* Entries supplied
------------------------------------------------

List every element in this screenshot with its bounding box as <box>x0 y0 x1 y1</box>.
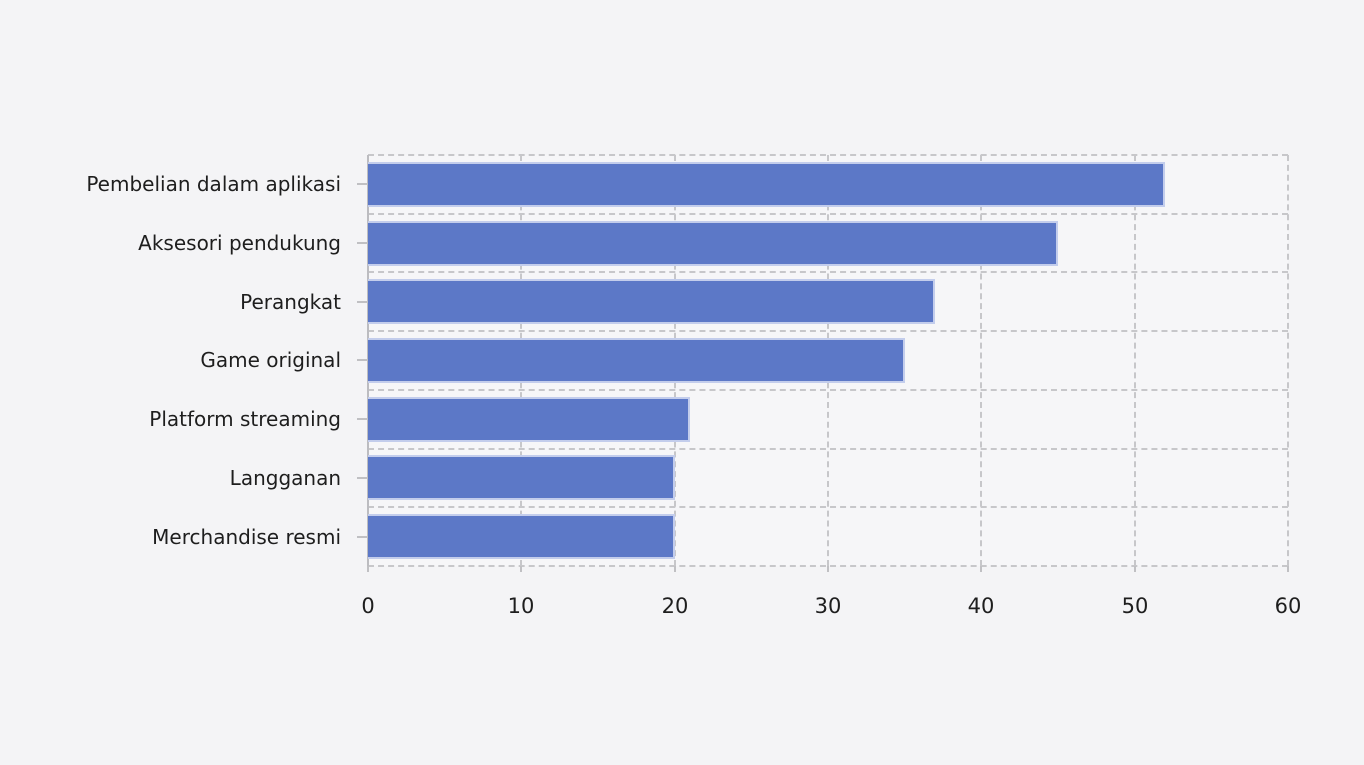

------------------------------------------------

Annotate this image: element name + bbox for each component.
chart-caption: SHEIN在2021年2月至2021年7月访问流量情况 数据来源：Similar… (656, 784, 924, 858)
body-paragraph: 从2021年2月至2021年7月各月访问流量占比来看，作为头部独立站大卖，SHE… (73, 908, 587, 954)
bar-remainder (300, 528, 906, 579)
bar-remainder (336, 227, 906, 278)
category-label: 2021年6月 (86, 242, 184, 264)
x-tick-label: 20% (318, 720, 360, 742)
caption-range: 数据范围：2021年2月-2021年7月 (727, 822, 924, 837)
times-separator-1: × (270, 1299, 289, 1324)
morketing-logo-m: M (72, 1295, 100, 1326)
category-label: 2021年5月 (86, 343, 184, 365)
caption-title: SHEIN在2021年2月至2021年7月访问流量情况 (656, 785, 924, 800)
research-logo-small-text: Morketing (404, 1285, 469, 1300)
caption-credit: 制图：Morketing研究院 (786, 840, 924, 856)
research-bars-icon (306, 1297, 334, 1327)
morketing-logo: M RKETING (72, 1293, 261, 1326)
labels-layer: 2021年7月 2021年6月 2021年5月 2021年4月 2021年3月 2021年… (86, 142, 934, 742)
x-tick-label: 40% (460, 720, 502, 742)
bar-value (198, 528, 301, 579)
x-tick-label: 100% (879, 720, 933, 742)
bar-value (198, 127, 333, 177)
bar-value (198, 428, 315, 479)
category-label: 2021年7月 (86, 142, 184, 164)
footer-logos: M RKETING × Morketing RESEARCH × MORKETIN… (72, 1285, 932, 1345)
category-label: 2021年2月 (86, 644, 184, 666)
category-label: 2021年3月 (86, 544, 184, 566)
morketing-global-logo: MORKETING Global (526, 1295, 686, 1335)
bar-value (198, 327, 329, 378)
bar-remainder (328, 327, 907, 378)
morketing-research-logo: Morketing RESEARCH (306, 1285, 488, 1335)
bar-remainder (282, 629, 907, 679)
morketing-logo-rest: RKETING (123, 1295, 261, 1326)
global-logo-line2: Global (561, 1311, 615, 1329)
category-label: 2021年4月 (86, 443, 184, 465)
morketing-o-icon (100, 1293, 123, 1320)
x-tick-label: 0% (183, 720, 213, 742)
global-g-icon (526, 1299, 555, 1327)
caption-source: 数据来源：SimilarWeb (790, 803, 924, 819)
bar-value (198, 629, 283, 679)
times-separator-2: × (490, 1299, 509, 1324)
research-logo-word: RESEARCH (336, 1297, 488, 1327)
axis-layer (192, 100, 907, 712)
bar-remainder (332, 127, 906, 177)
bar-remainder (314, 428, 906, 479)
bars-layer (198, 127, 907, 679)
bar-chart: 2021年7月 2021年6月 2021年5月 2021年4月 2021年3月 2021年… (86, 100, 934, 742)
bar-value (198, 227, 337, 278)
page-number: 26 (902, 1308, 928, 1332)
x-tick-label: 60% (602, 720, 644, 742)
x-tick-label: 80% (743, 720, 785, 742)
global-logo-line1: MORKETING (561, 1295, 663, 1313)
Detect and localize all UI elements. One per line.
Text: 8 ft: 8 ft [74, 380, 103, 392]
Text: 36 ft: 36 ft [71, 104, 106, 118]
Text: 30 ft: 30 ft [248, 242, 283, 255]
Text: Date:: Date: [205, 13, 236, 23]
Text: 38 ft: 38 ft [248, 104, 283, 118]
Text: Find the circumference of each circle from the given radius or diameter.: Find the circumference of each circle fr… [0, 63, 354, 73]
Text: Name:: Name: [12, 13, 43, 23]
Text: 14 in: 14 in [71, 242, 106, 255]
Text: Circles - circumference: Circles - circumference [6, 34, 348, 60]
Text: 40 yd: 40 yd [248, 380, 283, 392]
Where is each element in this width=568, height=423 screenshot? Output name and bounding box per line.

------------------------------------------------

* What you will do
Copy out the rows starting with the line that contains "Detect and localize" and going on through the line that contains "Text: Name:: Name: [12, 13, 43, 23]", changing "ft" to "feet" throughout and leaving everything else unchanged.

* Finished exercise
Detect and localize all UI elements. One per line.
Text: 8 feet: 8 feet [74, 380, 103, 392]
Text: 36 feet: 36 feet [71, 104, 106, 118]
Text: 30 feet: 30 feet [248, 242, 283, 255]
Text: Date:: Date: [205, 13, 236, 23]
Text: 38 feet: 38 feet [248, 104, 283, 118]
Text: Find the circumference of each circle from the given radius or diameter.: Find the circumference of each circle fr… [0, 63, 354, 73]
Text: Name:: Name: [12, 13, 43, 23]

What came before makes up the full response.